=== Entries provided ===
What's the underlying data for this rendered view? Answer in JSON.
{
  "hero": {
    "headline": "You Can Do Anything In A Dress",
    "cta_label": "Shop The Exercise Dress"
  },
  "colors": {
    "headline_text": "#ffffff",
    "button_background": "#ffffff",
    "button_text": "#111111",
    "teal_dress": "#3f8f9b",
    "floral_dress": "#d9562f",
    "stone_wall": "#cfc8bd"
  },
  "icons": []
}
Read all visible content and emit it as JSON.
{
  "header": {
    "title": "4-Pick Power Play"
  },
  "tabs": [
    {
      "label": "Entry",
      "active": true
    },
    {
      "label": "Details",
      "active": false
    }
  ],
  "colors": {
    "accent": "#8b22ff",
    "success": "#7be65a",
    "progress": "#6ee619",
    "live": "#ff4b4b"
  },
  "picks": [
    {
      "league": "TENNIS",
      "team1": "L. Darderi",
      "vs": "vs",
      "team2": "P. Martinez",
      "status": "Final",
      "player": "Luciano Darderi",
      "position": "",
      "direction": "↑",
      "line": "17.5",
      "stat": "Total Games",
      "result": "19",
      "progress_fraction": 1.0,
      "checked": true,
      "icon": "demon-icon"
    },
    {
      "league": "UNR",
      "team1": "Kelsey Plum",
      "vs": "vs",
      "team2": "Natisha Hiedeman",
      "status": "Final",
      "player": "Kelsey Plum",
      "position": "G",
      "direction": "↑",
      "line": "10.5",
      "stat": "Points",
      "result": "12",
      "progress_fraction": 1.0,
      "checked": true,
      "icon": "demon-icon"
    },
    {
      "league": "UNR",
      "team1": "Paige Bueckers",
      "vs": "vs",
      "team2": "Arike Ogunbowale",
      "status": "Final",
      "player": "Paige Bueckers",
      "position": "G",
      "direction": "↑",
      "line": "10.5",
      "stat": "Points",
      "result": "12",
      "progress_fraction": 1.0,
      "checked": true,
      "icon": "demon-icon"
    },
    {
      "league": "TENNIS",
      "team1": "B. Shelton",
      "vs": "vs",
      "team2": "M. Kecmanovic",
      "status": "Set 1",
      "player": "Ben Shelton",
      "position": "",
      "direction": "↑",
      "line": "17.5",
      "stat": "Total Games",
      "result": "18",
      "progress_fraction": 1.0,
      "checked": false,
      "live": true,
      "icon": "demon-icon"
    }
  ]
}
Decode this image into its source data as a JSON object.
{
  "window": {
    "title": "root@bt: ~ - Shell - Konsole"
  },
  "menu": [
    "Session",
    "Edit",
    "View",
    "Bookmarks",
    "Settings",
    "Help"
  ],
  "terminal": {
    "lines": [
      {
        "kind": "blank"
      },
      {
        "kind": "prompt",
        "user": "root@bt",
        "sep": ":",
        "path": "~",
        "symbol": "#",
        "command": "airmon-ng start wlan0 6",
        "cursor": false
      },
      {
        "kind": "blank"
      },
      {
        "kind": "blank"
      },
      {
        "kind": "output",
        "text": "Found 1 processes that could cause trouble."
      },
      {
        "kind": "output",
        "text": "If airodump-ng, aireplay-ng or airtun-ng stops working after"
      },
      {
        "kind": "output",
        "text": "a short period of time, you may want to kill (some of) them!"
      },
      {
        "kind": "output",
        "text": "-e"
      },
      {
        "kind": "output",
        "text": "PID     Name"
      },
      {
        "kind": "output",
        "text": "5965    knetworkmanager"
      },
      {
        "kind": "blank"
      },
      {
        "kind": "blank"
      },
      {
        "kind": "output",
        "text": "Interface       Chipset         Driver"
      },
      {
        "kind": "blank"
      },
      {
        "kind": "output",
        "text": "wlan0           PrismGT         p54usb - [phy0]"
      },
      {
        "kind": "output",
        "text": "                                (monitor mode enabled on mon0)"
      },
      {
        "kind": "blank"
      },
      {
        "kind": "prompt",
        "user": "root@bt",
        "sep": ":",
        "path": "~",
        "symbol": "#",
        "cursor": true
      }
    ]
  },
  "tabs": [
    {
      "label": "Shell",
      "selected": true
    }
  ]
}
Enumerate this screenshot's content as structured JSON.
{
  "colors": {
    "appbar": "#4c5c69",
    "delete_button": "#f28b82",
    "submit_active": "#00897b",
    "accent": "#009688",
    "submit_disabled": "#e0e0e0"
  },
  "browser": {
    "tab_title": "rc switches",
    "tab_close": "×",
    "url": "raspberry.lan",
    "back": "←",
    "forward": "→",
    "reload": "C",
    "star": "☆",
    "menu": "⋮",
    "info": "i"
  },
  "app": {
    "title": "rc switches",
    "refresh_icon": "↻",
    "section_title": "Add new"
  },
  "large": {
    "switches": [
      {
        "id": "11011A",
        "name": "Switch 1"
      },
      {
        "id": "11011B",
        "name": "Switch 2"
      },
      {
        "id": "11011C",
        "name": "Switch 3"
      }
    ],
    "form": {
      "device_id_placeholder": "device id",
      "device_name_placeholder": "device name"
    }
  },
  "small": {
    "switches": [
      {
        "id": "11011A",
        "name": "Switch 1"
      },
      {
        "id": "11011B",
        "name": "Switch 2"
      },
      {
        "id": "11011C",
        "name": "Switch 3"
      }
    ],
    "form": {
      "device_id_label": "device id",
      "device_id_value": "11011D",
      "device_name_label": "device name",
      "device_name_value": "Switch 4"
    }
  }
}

=== Problem ===
Reproduce the material above without altering a single character.

=== The completed task ===
What's the underlying data for this rendered view? Answer in JSON.
{
  "hero": {
    "headline": "You Can Do Anything In A Dress",
    "cta_label": "Shop The Exercise Dress"
  },
  "colors": {
    "headline_text": "#ffffff",
    "button_background": "#ffffff",
    "button_text": "#111111",
    "teal_dress": "#3f8f9b",
    "floral_dress": "#d9562f",
    "stone_wall": "#cfc8bd"
  },
  "icons": []
}
Read all visible content and emit it as JSON.
{
  "header": {
    "title": "4-Pick Power Play"
  },
  "tabs": [
    {
      "label": "Entry",
      "active": true
    },
    {
      "label": "Details",
      "active": false
    }
  ],
  "colors": {
    "accent": "#8b22ff",
    "success": "#7be65a",
    "progress": "#6ee619",
    "live": "#ff4b4b"
  },
  "picks": [
    {
      "league": "TENNIS",
      "team1": "L. Darderi",
      "vs": "vs",
      "team2": "P. Martinez",
      "status": "Final",
      "player": "Luciano Darderi",
      "position": "",
      "direction": "↑",
      "line": "17.5",
      "stat": "Total Games",
      "result": "19",
      "progress_fraction": 1.0,
      "checked": true,
      "icon": "demon-icon"
    },
    {
      "league": "UNR",
      "team1": "Kelsey Plum",
      "vs": "vs",
      "team2": "Natisha Hiedeman",
      "status": "Final",
      "player": "Kelsey Plum",
      "position": "G",
      "direction": "↑",
      "line": "10.5",
      "stat": "Points",
      "result": "12",
      "progress_fraction": 1.0,
      "checked": true,
      "icon": "demon-icon"
    },
    {
      "league": "UNR",
      "team1": "Paige Bueckers",
      "vs": "vs",
      "team2": "Arike Ogunbowale",
      "status": "Final",
      "player": "Paige Bueckers",
      "position": "G",
      "direction": "↑",
      "line": "10.5",
      "stat": "Points",
      "result": "12",
      "progress_fraction": 1.0,
      "checked": true,
      "icon": "demon-icon"
    },
    {
      "league": "TENNIS",
      "team1": "B. Shelton",
      "vs": "vs",
      "team2": "M. Kecmanovic",
      "status": "Set 1",
      "player": "Ben Shelton",
      "position": "",
      "direction": "↑",
      "line": "17.5",
      "stat": "Total Games",
      "result": "18",
      "progress_fraction": 1.0,
      "checked": false,
      "live": true,
      "icon": "demon-icon"
    }
  ]
}
Decode this image into its source data as a JSON object.
{
  "window": {
    "title": "root@bt: ~ - Shell - Konsole"
  },
  "menu": [
    "Session",
    "Edit",
    "View",
    "Bookmarks",
    "Settings",
    "Help"
  ],
  "terminal": {
    "lines": [
      {
        "kind": "blank"
      },
      {
        "kind": "prompt",
        "user": "root@bt",
        "sep": ":",
        "path": "~",
        "symbol": "#",
        "command": "airmon-ng start wlan0 6",
        "cursor": false
      },
      {
        "kind": "blank"
      },
      {
        "kind": "blank"
      },
      {
        "kind": "output",
        "text": "Found 1 processes that could cause trouble."
      },
      {
        "kind": "output",
        "text": "If airodump-ng, aireplay-ng or airtun-ng stops working after"
      },
      {
        "kind": "output",
        "text": "a short period of time, you may want to kill (some of) them!"
      },
      {
        "kind": "output",
        "text": "-e"
      },
      {
        "kind": "output",
        "text": "PID     Name"
      },
      {
        "kind": "output",
        "text": "5965    knetworkmanager"
      },
      {
        "kind": "blank"
      },
      {
        "kind": "blank"
      },
      {
        "kind": "output",
        "text": "Interface       Chipset         Driver"
      },
      {
        "kind": "blank"
      },
      {
        "kind": "output",
        "text": "wlan0           PrismGT         p54usb - [phy0]"
      },
      {
        "kind": "output",
        "text": "                                (monitor mode enabled on mon0)"
      },
      {
        "kind": "blank"
      },
      {
        "kind": "prompt",
        "user": "root@bt",
        "sep": ":",
        "path": "~",
        "symbol": "#",
        "cursor": true
      }
    ]
  },
  "tabs": [
    {
      "label": "Shell",
      "selected": true
    }
  ]
}
Enumerate this screenshot's content as structured JSON.
{
  "colors": {
    "appbar": "#4c5c69",
    "delete_button": "#f28b82",
    "submit_active": "#00897b",
    "accent": "#009688",
    "submit_disabled": "#e0e0e0"
  },
  "browser": {
    "tab_title": "rc switches",
    "tab_close": "×",
    "url": "raspberry.lan",
    "back": "←",
    "forward": "→",
    "reload": "C",
    "star": "☆",
    "menu": "⋮",
    "info": "i"
  },
  "app": {
    "title": "rc switches",
    "refresh_icon": "↻",
    "section_title": "Add new"
  },
  "large": {
    "switches": [
      {
        "id": "11011A",
        "name": "Switch 1"
      },
      {
        "id": "11011B",
        "name": "Switch 2"
      },
      {
        "id": "11011C",
        "name": "Switch 3"
      }
    ],
    "form": {
      "device_id_placeholder": "device id",
      "device_name_placeholder": "device name"
    }
  },
  "small": {
    "switches": [
      {
        "id": "11011A",
        "name": "Switch 1"
      },
      {
        "id": "11011B",
        "name": "Switch 2"
      },
      {
        "id": "11011C",
        "name": "Switch 3"
      }
    ],
    "form": {
      "device_id_label": "device id",
      "device_id_value": "11011D",
      "device_name_label": "device name",
      "device_name_value": "Switch 4"
    }
  }
}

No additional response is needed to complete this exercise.